--- START OF Given records ---

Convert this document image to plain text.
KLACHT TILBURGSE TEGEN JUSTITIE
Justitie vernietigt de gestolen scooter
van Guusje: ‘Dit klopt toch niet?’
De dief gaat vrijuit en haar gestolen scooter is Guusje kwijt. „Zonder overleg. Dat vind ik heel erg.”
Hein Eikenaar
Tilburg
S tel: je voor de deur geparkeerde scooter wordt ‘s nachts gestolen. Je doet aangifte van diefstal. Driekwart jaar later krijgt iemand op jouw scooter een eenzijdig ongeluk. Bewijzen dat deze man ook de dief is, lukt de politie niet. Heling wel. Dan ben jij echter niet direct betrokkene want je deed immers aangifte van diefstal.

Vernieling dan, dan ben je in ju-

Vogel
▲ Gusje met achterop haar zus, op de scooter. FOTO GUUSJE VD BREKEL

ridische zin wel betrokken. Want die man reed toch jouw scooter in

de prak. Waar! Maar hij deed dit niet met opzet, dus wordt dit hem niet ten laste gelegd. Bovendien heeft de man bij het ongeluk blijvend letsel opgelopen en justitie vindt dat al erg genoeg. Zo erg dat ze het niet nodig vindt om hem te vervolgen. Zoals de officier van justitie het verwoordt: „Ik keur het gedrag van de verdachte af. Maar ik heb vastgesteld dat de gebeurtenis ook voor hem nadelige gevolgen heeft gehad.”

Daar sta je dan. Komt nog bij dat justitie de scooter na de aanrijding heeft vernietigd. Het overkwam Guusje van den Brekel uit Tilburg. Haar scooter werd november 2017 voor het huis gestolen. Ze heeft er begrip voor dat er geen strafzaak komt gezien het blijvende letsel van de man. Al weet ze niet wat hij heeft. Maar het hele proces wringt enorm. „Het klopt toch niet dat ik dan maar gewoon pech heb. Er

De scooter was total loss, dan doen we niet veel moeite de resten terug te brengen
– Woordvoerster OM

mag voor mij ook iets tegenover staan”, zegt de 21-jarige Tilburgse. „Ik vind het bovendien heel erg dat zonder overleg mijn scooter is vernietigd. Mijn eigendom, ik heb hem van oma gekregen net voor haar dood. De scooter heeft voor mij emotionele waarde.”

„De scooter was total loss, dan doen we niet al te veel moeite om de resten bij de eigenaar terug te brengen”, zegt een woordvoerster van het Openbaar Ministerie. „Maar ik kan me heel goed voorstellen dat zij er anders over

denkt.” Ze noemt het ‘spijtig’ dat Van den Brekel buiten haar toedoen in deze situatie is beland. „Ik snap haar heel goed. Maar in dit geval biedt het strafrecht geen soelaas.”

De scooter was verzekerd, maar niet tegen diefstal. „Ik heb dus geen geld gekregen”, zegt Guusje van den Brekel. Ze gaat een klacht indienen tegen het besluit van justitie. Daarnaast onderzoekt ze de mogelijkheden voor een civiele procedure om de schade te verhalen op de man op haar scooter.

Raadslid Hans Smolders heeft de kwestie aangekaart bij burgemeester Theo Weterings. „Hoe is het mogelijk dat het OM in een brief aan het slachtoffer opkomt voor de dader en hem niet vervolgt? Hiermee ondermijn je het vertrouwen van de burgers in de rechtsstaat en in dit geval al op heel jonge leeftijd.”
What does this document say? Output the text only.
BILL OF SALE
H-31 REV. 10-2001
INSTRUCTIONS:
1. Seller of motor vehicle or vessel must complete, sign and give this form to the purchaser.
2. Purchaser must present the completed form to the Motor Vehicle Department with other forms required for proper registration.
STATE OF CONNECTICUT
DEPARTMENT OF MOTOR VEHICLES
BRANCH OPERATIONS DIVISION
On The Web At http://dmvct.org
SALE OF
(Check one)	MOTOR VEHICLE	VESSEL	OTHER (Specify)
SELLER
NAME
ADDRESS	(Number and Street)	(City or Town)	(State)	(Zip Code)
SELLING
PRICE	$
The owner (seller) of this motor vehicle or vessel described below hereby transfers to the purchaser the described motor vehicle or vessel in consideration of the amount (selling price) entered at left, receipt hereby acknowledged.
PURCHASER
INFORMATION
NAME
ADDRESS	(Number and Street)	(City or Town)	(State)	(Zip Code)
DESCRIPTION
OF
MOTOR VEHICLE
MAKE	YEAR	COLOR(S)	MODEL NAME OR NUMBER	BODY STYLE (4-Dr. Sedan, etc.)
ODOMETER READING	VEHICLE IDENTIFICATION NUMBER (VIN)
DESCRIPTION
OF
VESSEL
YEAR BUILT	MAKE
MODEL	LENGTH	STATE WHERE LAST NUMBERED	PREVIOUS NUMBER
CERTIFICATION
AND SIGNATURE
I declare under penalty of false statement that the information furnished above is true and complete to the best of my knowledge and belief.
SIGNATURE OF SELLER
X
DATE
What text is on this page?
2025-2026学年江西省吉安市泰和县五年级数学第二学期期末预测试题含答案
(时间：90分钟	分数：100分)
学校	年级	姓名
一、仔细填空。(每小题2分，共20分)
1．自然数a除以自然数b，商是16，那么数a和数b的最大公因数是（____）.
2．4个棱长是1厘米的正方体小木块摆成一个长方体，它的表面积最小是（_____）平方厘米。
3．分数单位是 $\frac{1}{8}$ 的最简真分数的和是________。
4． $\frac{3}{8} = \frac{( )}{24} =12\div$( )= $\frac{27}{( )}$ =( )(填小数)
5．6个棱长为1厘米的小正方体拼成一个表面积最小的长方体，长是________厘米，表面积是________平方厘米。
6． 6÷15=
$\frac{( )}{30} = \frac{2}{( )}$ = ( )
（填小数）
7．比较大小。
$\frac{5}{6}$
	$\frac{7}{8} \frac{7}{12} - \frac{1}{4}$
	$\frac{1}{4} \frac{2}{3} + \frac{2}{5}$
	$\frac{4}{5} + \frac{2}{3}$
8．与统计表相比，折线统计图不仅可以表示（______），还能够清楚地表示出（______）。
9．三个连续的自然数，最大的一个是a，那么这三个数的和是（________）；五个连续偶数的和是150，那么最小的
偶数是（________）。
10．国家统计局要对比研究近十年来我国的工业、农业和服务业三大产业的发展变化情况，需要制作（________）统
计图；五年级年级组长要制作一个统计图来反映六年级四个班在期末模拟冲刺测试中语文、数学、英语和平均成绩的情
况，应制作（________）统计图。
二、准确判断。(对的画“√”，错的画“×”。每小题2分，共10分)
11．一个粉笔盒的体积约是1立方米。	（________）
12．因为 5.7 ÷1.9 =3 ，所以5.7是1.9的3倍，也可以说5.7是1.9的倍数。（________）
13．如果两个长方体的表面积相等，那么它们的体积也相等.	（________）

--- END OF Given records ---

■ Short task
Type the whole listing again, unaltered.

■ Answer below
Convert this document image to plain text.
KLACHT TILBURGSE TEGEN JUSTITIE
Justitie vernietigt de gestolen scooter
van Guusje: ‘Dit klopt toch niet?’
De dief gaat vrijuit en haar gestolen scooter is Guusje kwijt. „Zonder overleg. Dat vind ik heel erg.”
Hein Eikenaar
Tilburg
S tel: je voor de deur geparkeerde scooter wordt ‘s nachts gestolen. Je doet aangifte van diefstal. Driekwart jaar later krijgt iemand op jouw scooter een eenzijdig ongeluk. Bewijzen dat deze man ook de dief is, lukt de politie niet. Heling wel. Dan ben jij echter niet direct betrokkene want je deed immers aangifte van diefstal.

Vernieling dan, dan ben je in ju-

Vogel
▲ Gusje met achterop haar zus, op de scooter. FOTO GUUSJE VD BREKEL

ridische zin wel betrokken. Want die man reed toch jouw scooter in

de prak. Waar! Maar hij deed dit niet met opzet, dus wordt dit hem niet ten laste gelegd. Bovendien heeft de man bij het ongeluk blijvend letsel opgelopen en justitie vindt dat al erg genoeg. Zo erg dat ze het niet nodig vindt om hem te vervolgen. Zoals de officier van justitie het verwoordt: „Ik keur het gedrag van de verdachte af. Maar ik heb vastgesteld dat de gebeurtenis ook voor hem nadelige gevolgen heeft gehad.”

Daar sta je dan. Komt nog bij dat justitie de scooter na de aanrijding heeft vernietigd. Het overkwam Guusje van den Brekel uit Tilburg. Haar scooter werd november 2017 voor het huis gestolen. Ze heeft er begrip voor dat er geen strafzaak komt gezien het blijvende letsel van de man. Al weet ze niet wat hij heeft. Maar het hele proces wringt enorm. „Het klopt toch niet dat ik dan maar gewoon pech heb. Er

De scooter was total loss, dan doen we niet veel moeite de resten terug te brengen
– Woordvoerster OM

mag voor mij ook iets tegenover staan”, zegt de 21-jarige Tilburgse. „Ik vind het bovendien heel erg dat zonder overleg mijn scooter is vernietigd. Mijn eigendom, ik heb hem van oma gekregen net voor haar dood. De scooter heeft voor mij emotionele waarde.”

„De scooter was total loss, dan doen we niet al te veel moeite om de resten bij de eigenaar terug te brengen”, zegt een woordvoerster van het Openbaar Ministerie. „Maar ik kan me heel goed voorstellen dat zij er anders over

denkt.” Ze noemt het ‘spijtig’ dat Van den Brekel buiten haar toedoen in deze situatie is beland. „Ik snap haar heel goed. Maar in dit geval biedt het strafrecht geen soelaas.”

De scooter was verzekerd, maar niet tegen diefstal. „Ik heb dus geen geld gekregen”, zegt Guusje van den Brekel. Ze gaat een klacht indienen tegen het besluit van justitie. Daarnaast onderzoekt ze de mogelijkheden voor een civiele procedure om de schade te verhalen op de man op haar scooter.

Raadslid Hans Smolders heeft de kwestie aangekaart bij burgemeester Theo Weterings. „Hoe is het mogelijk dat het OM in een brief aan het slachtoffer opkomt voor de dader en hem niet vervolgt? Hiermee ondermijn je het vertrouwen van de burgers in de rechtsstaat en in dit geval al op heel jonge leeftijd.”
What does this document say? Output the text only.
BILL OF SALE
H-31 REV. 10-2001
INSTRUCTIONS:
1. Seller of motor vehicle or vessel must complete, sign and give this form to the purchaser.
2. Purchaser must present the completed form to the Motor Vehicle Department with other forms required for proper registration.
STATE OF CONNECTICUT
DEPARTMENT OF MOTOR VEHICLES
BRANCH OPERATIONS DIVISION
On The Web At http://dmvct.org
SALE OF
(Check one)	MOTOR VEHICLE	VESSEL	OTHER (Specify)
SELLER
NAME
ADDRESS	(Number and Street)	(City or Town)	(State)	(Zip Code)
SELLING
PRICE	$
The owner (seller) of this motor vehicle or vessel described below hereby transfers to the purchaser the described motor vehicle or vessel in consideration of the amount (selling price) entered at left, receipt hereby acknowledged.
PURCHASER
INFORMATION
NAME
ADDRESS	(Number and Street)	(City or Town)	(State)	(Zip Code)
DESCRIPTION
OF
MOTOR VEHICLE
MAKE	YEAR	COLOR(S)	MODEL NAME OR NUMBER	BODY STYLE (4-Dr. Sedan, etc.)
ODOMETER READING	VEHICLE IDENTIFICATION NUMBER (VIN)
DESCRIPTION
OF
VESSEL
YEAR BUILT	MAKE
MODEL	LENGTH	STATE WHERE LAST NUMBERED	PREVIOUS NUMBER
CERTIFICATION
AND SIGNATURE
I declare under penalty of false statement that the information furnished above is true and complete to the best of my knowledge and belief.
SIGNATURE OF SELLER
X
DATE
What text is on this page?
2025-2026学年江西省吉安市泰和县五年级数学第二学期期末预测试题含答案
(时间：90分钟	分数：100分)
学校	年级	姓名
一、仔细填空。(每小题2分，共20分)
1．自然数a除以自然数b，商是16，那么数a和数b的最大公因数是（____）.
2．4个棱长是1厘米的正方体小木块摆成一个长方体，它的表面积最小是（_____）平方厘米。
3．分数单位是 $\frac{1}{8}$ 的最简真分数的和是________。
4． $\frac{3}{8} = \frac{( )}{24} =12\div$( )= $\frac{27}{( )}$ =( )(填小数)
5．6个棱长为1厘米的小正方体拼成一个表面积最小的长方体，长是________厘米，表面积是________平方厘米。
6． 6÷15=
$\frac{( )}{30} = \frac{2}{( )}$ = ( )
（填小数）
7．比较大小。
$\frac{5}{6}$
	$\frac{7}{8} \frac{7}{12} - \frac{1}{4}$
	$\frac{1}{4} \frac{2}{3} + \frac{2}{5}$
	$\frac{4}{5} + \frac{2}{3}$
8．与统计表相比，折线统计图不仅可以表示（______），还能够清楚地表示出（______）。
9．三个连续的自然数，最大的一个是a，那么这三个数的和是（________）；五个连续偶数的和是150，那么最小的
偶数是（________）。
10．国家统计局要对比研究近十年来我国的工业、农业和服务业三大产业的发展变化情况，需要制作（________）统
计图；五年级年级组长要制作一个统计图来反映六年级四个班在期末模拟冲刺测试中语文、数学、英语和平均成绩的情
况，应制作（________）统计图。
二、准确判断。(对的画“√”，错的画“×”。每小题2分，共10分)
11．一个粉笔盒的体积约是1立方米。	（________）
12．因为 5.7 ÷1.9 =3 ，所以5.7是1.9的3倍，也可以说5.7是1.9的倍数。（________）
13．如果两个长方体的表面积相等，那么它们的体积也相等.	（________）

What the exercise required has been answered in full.